### [Stated goal]
Each line should be copied exactly.

* Begin Listed entries *

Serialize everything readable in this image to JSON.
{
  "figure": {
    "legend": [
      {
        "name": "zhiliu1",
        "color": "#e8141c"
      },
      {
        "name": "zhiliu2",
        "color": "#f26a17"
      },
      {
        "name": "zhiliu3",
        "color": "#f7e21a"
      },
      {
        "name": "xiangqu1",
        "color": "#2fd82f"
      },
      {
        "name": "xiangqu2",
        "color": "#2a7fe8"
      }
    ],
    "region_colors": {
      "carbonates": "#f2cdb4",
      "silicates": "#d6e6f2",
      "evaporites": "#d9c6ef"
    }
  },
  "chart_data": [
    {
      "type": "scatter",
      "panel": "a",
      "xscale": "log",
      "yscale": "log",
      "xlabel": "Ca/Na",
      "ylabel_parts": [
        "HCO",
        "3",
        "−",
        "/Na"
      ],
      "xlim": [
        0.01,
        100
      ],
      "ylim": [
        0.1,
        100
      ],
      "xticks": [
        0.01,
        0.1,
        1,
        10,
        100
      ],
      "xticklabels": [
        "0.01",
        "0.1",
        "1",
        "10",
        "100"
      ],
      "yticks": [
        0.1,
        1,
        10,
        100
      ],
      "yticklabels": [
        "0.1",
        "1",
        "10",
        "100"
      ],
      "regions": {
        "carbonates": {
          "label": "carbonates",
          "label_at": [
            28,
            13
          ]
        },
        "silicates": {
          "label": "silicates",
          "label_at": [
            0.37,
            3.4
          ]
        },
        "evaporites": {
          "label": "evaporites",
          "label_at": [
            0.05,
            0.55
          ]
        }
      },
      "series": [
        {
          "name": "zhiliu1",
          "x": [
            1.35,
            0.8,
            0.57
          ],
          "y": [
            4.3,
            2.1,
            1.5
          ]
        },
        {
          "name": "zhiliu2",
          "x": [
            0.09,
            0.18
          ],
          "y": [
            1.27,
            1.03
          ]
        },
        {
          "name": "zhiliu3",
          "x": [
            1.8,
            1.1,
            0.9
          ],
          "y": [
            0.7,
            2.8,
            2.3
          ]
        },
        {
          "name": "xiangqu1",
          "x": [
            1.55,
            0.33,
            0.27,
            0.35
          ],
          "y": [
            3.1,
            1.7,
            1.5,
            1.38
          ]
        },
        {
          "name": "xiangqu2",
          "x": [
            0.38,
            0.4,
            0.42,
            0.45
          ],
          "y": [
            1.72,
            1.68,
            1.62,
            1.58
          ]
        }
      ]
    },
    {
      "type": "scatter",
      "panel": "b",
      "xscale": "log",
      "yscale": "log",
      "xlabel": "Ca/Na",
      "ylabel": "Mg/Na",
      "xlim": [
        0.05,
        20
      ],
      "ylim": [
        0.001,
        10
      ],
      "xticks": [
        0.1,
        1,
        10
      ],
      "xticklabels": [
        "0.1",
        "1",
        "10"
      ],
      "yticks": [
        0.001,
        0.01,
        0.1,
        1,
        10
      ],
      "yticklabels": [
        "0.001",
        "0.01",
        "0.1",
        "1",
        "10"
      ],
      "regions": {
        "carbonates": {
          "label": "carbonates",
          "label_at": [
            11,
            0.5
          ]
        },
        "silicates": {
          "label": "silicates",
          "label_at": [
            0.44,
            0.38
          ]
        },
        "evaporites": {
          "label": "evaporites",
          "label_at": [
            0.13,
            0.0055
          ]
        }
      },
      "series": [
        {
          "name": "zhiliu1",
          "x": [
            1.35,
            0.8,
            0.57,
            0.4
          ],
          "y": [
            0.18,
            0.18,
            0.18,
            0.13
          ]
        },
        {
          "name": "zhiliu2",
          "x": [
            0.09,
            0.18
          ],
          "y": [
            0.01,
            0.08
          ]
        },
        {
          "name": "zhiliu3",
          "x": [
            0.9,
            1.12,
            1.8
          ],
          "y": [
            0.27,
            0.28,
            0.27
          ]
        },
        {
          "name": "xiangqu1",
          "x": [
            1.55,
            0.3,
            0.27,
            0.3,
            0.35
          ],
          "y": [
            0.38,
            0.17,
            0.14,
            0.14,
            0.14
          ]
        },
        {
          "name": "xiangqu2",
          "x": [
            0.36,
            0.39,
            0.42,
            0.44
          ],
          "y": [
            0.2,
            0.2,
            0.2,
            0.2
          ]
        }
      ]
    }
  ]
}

* End Listed entries *

### [Finished task]
Serialize everything readable in this image to JSON.
{
  "figure": {
    "legend": [
      {
        "name": "zhiliu1",
        "color": "#e8141c"
      },
      {
        "name": "zhiliu2",
        "color": "#f26a17"
      },
      {
        "name": "zhiliu3",
        "color": "#f7e21a"
      },
      {
        "name": "xiangqu1",
        "color": "#2fd82f"
      },
      {
        "name": "xiangqu2",
        "color": "#2a7fe8"
      }
    ],
    "region_colors": {
      "carbonates": "#f2cdb4",
      "silicates": "#d6e6f2",
      "evaporites": "#d9c6ef"
    }
  },
  "chart_data": [
    {
      "type": "scatter",
      "panel": "a",
      "xscale": "log",
      "yscale": "log",
      "xlabel": "Ca/Na",
      "ylabel_parts": [
        "HCO",
        "3",
        "−",
        "/Na"
      ],
      "xlim": [
        0.01,
        100
      ],
      "ylim": [
        0.1,
        100
      ],
      "xticks": [
        0.01,
        0.1,
        1,
        10,
        100
      ],
      "xticklabels": [
        "0.01",
        "0.1",
        "1",
        "10",
        "100"
      ],
      "yticks": [
        0.1,
        1,
        10,
        100
      ],
      "yticklabels": [
        "0.1",
        "1",
        "10",
        "100"
      ],
      "regions": {
        "carbonates": {
          "label": "carbonates",
          "label_at": [
            28,
            13
          ]
        },
        "silicates": {
          "label": "silicates",
          "label_at": [
            0.37,
            3.4
          ]
        },
        "evaporites": {
          "label": "evaporites",
          "label_at": [
            0.05,
            0.55
          ]
        }
      },
      "series": [
        {
          "name": "zhiliu1",
          "x": [
            1.35,
            0.8,
            0.57
          ],
          "y": [
            4.3,
            2.1,
            1.5
          ]
        },
        {
          "name": "zhiliu2",
          "x": [
            0.09,
            0.18
          ],
          "y": [
            1.27,
            1.03
          ]
        },
        {
          "name": "zhiliu3",
          "x": [
            1.8,
            1.1,
            0.9
          ],
          "y": [
            0.7,
            2.8,
            2.3
          ]
        },
        {
          "name": "xiangqu1",
          "x": [
            1.55,
            0.33,
            0.27,
            0.35
          ],
          "y": [
            3.1,
            1.7,
            1.5,
            1.38
          ]
        },
        {
          "name": "xiangqu2",
          "x": [
            0.38,
            0.4,
            0.42,
            0.45
          ],
          "y": [
            1.72,
            1.68,
            1.62,
            1.58
          ]
        }
      ]
    },
    {
      "type": "scatter",
      "panel": "b",
      "xscale": "log",
      "yscale": "log",
      "xlabel": "Ca/Na",
      "ylabel": "Mg/Na",
      "xlim": [
        0.05,
        20
      ],
      "ylim": [
        0.001,
        10
      ],
      "xticks": [
        0.1,
        1,
        10
      ],
      "xticklabels": [
        "0.1",
        "1",
        "10"
      ],
      "yticks": [
        0.001,
        0.01,
        0.1,
        1,
        10
      ],
      "yticklabels": [
        "0.001",
        "0.01",
        "0.1",
        "1",
        "10"
      ],
      "regions": {
        "carbonates": {
          "label": "carbonates",
          "label_at": [
            11,
            0.5
          ]
        },
        "silicates": {
          "label": "silicates",
          "label_at": [
            0.44,
            0.38
          ]
        },
        "evaporites": {
          "label": "evaporites",
          "label_at": [
            0.13,
            0.0055
          ]
        }
      },
      "series": [
        {
          "name": "zhiliu1",
          "x": [
            1.35,
            0.8,
            0.57,
            0.4
          ],
          "y": [
            0.18,
            0.18,
            0.18,
            0.13
          ]
        },
        {
          "name": "zhiliu2",
          "x": [
            0.09,
            0.18
          ],
          "y": [
            0.01,
            0.08
          ]
        },
        {
          "name": "zhiliu3",
          "x": [
            0.9,
            1.12,
            1.8
          ],
          "y": [
            0.27,
            0.28,
            0.27
          ]
        },
        {
          "name": "xiangqu1",
          "x": [
            1.55,
            0.3,
            0.27,
            0.3,
            0.35
          ],
          "y": [
            0.38,
            0.17,
            0.14,
            0.14,
            0.14
          ]
        },
        {
          "name": "xiangqu2",
          "x": [
            0.36,
            0.39,
            0.42,
            0.44
          ],
          "y": [
            0.2,
            0.2,
            0.2,
            0.2
          ]
        }
      ]
    }
  ]
}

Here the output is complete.